Data for the task |
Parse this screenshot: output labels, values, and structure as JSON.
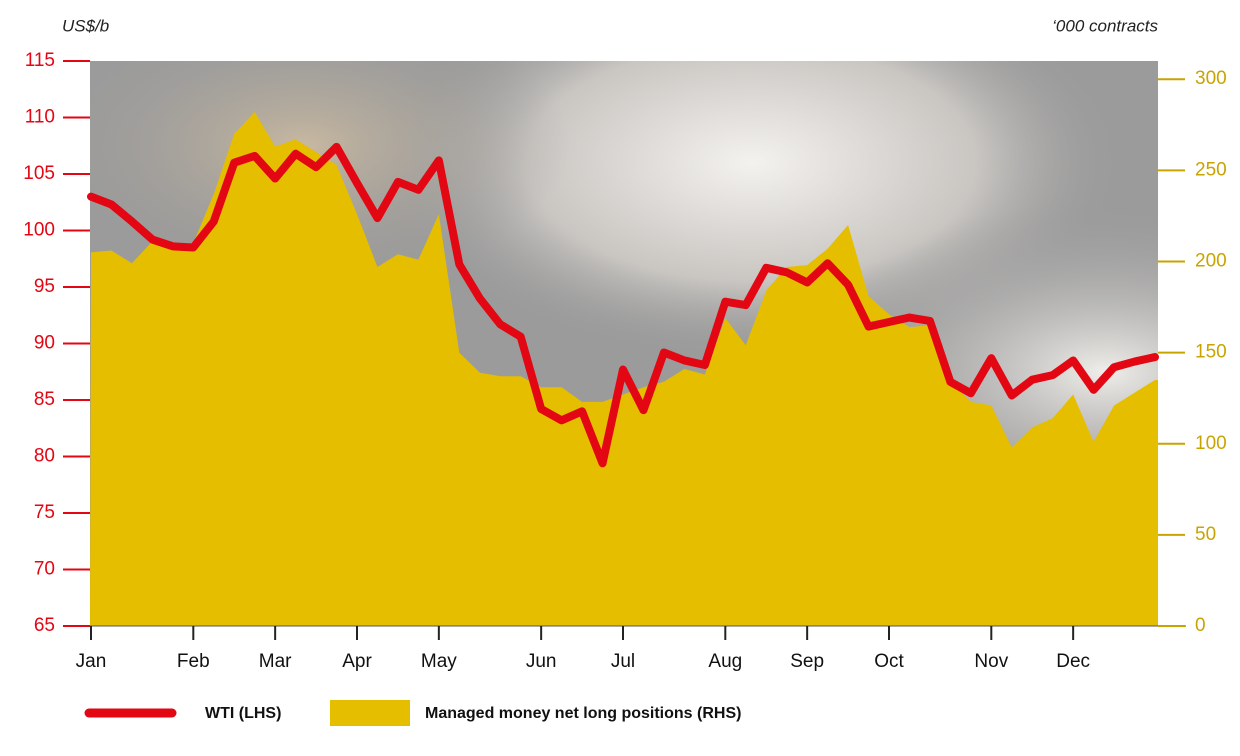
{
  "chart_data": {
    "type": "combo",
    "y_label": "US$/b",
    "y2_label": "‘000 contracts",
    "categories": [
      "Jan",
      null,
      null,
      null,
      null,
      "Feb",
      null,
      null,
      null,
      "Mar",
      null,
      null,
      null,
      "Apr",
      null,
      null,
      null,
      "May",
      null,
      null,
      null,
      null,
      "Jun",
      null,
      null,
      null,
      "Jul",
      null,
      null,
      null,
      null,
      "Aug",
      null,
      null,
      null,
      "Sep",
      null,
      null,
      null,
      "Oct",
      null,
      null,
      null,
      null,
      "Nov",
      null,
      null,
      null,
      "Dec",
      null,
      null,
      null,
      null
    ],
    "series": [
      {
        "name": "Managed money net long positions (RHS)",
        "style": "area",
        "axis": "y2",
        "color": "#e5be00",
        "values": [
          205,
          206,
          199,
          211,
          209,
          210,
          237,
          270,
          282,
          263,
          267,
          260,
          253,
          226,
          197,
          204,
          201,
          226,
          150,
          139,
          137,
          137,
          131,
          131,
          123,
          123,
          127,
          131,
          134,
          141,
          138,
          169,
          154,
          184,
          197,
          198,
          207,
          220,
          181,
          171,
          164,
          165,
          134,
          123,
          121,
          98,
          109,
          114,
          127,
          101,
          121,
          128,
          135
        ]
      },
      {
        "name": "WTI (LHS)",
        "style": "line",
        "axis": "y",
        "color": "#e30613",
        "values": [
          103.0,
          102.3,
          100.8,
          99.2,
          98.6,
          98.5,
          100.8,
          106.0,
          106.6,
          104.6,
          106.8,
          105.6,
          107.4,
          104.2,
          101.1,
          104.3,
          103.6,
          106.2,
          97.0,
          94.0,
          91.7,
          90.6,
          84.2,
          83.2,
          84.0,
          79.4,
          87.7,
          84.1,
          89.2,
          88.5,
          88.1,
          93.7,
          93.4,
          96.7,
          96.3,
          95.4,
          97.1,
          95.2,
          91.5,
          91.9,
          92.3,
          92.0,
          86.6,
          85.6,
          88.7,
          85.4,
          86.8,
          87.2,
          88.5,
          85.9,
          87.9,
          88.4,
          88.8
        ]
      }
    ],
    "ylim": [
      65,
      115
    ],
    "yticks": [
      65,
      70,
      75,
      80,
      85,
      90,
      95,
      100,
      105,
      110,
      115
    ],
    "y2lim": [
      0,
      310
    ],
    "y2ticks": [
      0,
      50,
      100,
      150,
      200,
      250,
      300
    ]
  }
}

...

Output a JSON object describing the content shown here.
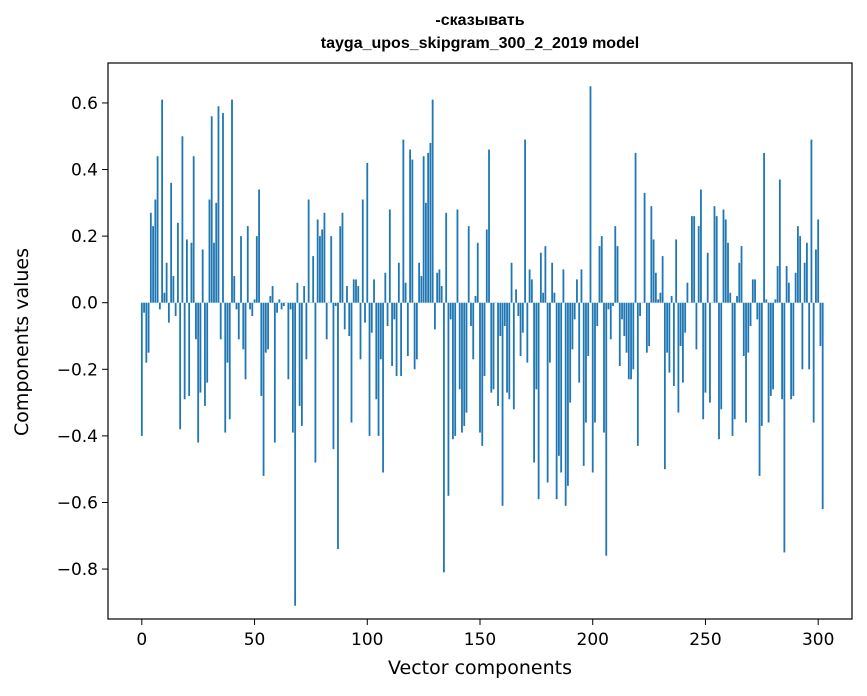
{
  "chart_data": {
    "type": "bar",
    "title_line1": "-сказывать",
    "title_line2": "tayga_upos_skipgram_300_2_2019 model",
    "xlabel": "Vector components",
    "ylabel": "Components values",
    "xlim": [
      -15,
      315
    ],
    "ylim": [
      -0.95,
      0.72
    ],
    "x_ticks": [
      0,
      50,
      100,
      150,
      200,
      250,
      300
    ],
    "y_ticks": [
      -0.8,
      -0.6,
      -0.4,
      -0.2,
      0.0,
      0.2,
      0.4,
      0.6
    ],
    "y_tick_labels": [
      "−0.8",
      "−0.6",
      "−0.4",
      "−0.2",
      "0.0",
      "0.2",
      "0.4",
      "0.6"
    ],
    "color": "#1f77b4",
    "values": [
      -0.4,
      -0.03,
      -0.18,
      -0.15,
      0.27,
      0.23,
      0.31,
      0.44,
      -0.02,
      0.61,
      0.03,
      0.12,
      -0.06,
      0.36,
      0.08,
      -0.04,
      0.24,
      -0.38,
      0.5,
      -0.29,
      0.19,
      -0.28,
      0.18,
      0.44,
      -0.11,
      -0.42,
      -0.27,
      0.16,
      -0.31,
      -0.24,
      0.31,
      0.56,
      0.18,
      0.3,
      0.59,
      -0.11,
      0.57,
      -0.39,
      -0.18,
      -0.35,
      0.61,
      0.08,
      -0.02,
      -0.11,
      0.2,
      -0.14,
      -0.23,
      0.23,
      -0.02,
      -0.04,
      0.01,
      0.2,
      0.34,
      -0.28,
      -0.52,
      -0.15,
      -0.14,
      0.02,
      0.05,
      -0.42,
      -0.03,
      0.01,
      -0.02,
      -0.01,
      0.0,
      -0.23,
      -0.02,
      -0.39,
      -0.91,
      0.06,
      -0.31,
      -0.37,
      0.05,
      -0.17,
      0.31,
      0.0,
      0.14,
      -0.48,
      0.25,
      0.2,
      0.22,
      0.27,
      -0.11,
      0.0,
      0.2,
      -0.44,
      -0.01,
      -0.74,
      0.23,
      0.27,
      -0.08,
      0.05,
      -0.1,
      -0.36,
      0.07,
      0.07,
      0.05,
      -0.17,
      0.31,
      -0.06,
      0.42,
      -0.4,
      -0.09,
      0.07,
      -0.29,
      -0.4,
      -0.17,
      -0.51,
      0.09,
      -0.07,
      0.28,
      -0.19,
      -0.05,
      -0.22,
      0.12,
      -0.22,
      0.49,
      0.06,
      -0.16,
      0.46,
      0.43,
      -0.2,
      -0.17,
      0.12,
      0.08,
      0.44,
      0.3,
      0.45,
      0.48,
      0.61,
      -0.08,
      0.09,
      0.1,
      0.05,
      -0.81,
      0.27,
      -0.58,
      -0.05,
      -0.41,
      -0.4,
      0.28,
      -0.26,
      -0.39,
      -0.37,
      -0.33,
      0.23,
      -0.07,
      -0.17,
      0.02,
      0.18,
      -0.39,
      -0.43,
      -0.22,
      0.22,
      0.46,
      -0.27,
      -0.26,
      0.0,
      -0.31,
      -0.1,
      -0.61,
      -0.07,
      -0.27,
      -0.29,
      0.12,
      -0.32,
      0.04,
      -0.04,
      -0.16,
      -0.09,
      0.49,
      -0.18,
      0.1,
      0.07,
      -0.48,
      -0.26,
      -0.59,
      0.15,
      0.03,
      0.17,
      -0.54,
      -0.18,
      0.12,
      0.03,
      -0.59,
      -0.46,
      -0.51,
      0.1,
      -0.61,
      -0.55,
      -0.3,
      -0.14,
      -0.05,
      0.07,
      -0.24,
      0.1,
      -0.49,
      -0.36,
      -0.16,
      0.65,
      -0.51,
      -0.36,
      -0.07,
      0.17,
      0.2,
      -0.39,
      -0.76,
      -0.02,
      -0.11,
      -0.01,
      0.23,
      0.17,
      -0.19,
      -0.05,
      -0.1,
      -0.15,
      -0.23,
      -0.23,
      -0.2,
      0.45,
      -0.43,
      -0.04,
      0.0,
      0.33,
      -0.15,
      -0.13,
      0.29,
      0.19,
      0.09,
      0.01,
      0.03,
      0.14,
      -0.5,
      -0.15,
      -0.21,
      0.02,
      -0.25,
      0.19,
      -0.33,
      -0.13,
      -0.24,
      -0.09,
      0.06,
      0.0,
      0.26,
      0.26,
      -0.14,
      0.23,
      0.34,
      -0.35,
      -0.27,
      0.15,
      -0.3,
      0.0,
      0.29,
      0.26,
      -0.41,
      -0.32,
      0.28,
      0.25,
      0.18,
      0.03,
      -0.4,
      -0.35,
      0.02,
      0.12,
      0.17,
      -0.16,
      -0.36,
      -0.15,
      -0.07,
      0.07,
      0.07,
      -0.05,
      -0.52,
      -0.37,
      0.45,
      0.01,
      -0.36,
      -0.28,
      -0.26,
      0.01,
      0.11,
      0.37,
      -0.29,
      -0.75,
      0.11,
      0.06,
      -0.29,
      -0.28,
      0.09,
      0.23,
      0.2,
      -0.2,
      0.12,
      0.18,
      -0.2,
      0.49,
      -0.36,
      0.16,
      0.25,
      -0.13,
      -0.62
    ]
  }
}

Exercise brief | A line counts if it holds the word "color". How many lines of the entries count? Give the number only.

Written answer | 3